Records for this exercise:
★ ★ ★ ★ ★ ★ ★

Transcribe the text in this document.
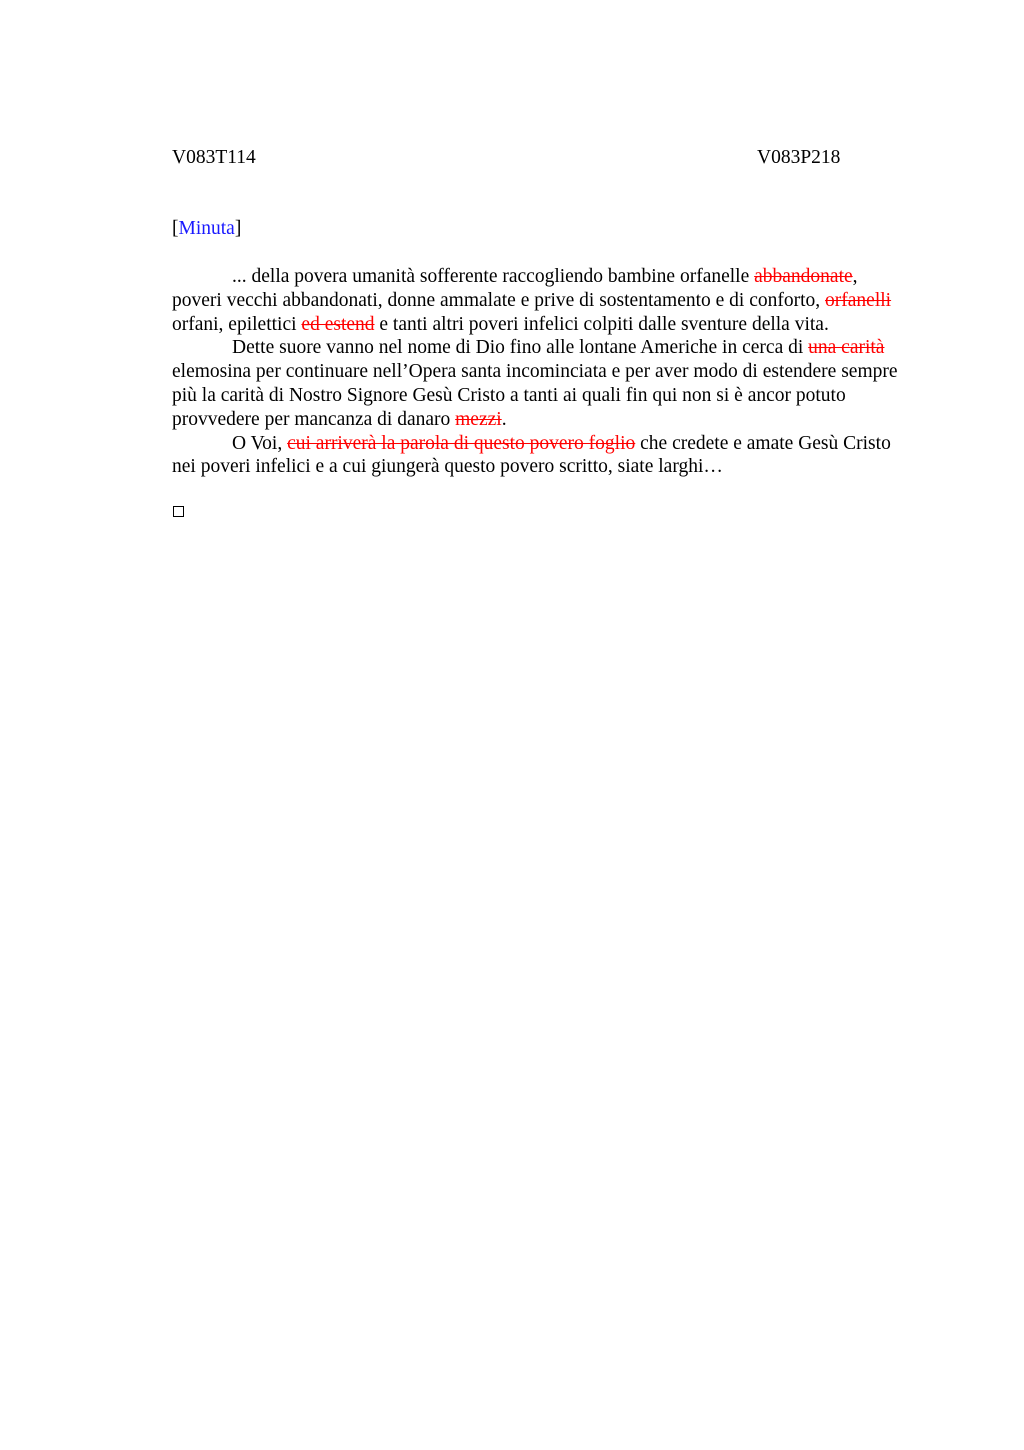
V083T114	V083P218
[Minuta]

... della povera umanità sofferente raccogliendo bambine orfanelle abbandonate, poveri vecchi abbandonati, donne ammalate e prive di sostentamento e di conforto, orfanelli orfani, epilettici ed estend e tanti altri poveri infelici colpiti dalle sventure della vita.

Dette suore vanno nel nome di Dio fino alle lontane Americhe in cerca di una carità elemosina per continuare nell’Opera santa incominciata e per aver modo di estendere sempre più la carità di Nostro Signore Gesù Cristo a tanti ai quali fin qui non si è ancor potuto provvedere per mancanza di danaro mezzi.

O Voi, cui arriverà la parola di questo povero foglio che credete e amate Gesù Cristo nei poveri infelici e a cui giungerà questo povero scritto, siate larghi…
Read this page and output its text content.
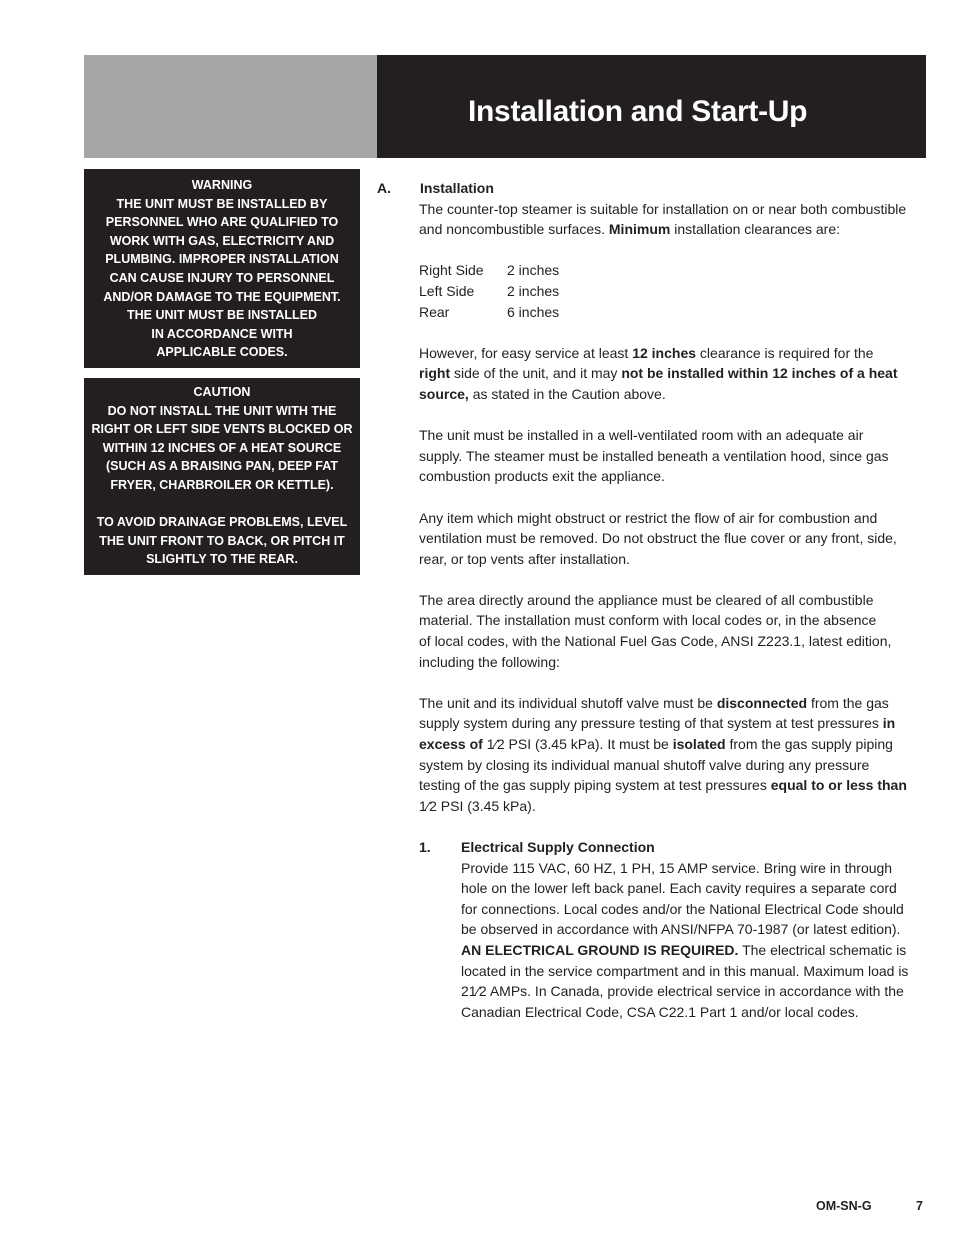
Installation and Start-Up
WARNING
THE UNIT MUST BE INSTALLED BY
PERSONNEL WHO ARE QUALIFIED TO
WORK WITH GAS, ELECTRICITY AND
PLUMBING. IMPROPER INSTALLATION
CAN CAUSE INJURY TO PERSONNEL
AND/OR DAMAGE TO THE EQUIPMENT.
THE UNIT MUST BE INSTALLED
IN ACCORDANCE WITH
APPLICABLE CODES.
CAUTION
DO NOT INSTALL THE UNIT WITH THE
RIGHT OR LEFT SIDE VENTS BLOCKED OR
WITHIN 12 INCHES OF A HEAT SOURCE
(SUCH AS A BRAISING PAN, DEEP FAT
FRYER, CHARBROILER OR KETTLE).
TO AVOID DRAINAGE PROBLEMS, LEVEL
THE UNIT FRONT TO BACK, OR PITCH IT
SLIGHTLY TO THE REAR.
A.	Installation

The counter-top steamer is suitable for installation on or near both combustible
and noncombustible surfaces. Minimum installation clearances are:

Right Side	2 inches
Left Side	2 inches
Rear	6 inches

However, for easy service at least 12 inches clearance is required for the
right side of the unit, and it may not be installed within 12 inches of a heat
source, as stated in the Caution above.

The unit must be installed in a well-ventilated room with an adequate air
supply. The steamer must be installed beneath a ventilation hood, since gas
combustion products exit the appliance.

Any item which might obstruct or restrict the flow of air for combustion and
ventilation must be removed. Do not obstruct the flue cover or any front, side,
rear, or top vents after installation.

The area directly around the appliance must be cleared of all combustible
material. The installation must conform with local codes or, in the absence
of local codes, with the National Fuel Gas Code, ANSI Z223.1, latest edition,
including the following:

The unit and its individual shutoff valve must be disconnected from the gas
supply system during any pressure testing of that system at test pressures in
excess of 1⁄2 PSI (3.45 kPa). It must be isolated from the gas supply piping
system by closing its individual manual shutoff valve during any pressure
testing of the gas supply piping system at test pressures equal to or less than
1⁄2 PSI (3.45 kPa).

1.	Electrical Supply Connection

Provide 115 VAC, 60 HZ, 1 PH, 15 AMP service. Bring wire in through
hole on the lower left back panel. Each cavity requires a separate cord
for connections. Local codes and/or the National Electrical Code should
be observed in accordance with ANSI/NFPA 70-1987 (or latest edition).
AN ELECTRICAL GROUND IS REQUIRED. The electrical schematic is
located in the service compartment and in this manual. Maximum load is
21⁄2 AMPs. In Canada, provide electrical service in accordance with the
Canadian Electrical Code, CSA C22.1 Part 1 and/or local codes.

OM-SN-G	7
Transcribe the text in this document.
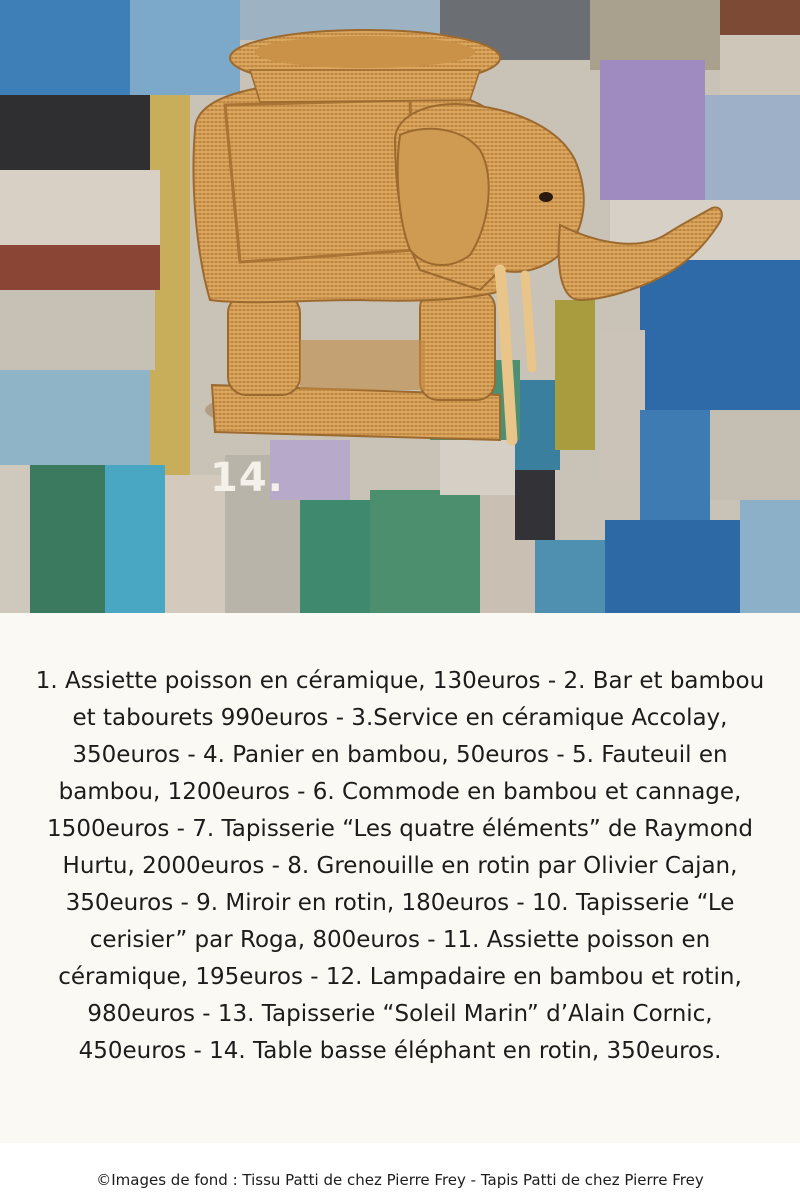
14.

1. Assiette poisson en céramique, 130euros - 2. Bar et bambou et tabourets 990euros - 3.Service en céramique Accolay, 350euros - 4. Panier en bambou, 50euros - 5. Fauteuil en bambou, 1200euros - 6. Commode en bambou et cannage, 1500euros - 7. Tapisserie “Les quatre éléments” de Raymond Hurtu, 2000euros - 8. Grenouille en rotin par Olivier Cajan, 350euros - 9. Miroir en rotin, 180euros - 10. Tapisserie “Le cerisier” par Roga, 800euros - 11. Assiette poisson en céramique, 195euros - 12. Lampadaire en bambou et rotin, 980euros - 13. Tapisserie “Soleil Marin” d’Alain Cornic, 450euros - 14. Table basse éléphant en rotin, 350euros.

©Images de fond : Tissu Patti de chez Pierre Frey - Tapis Patti de chez Pierre Frey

★ ★ ★ ★ ★ ★ ★

Given instruction:
Find every line in the records that contains the word "pressures"; copy those lines.

Solved problem:
supply system during any pressure testing of that system at test pressures in
testing of the gas supply piping system at test pressures equal to or less than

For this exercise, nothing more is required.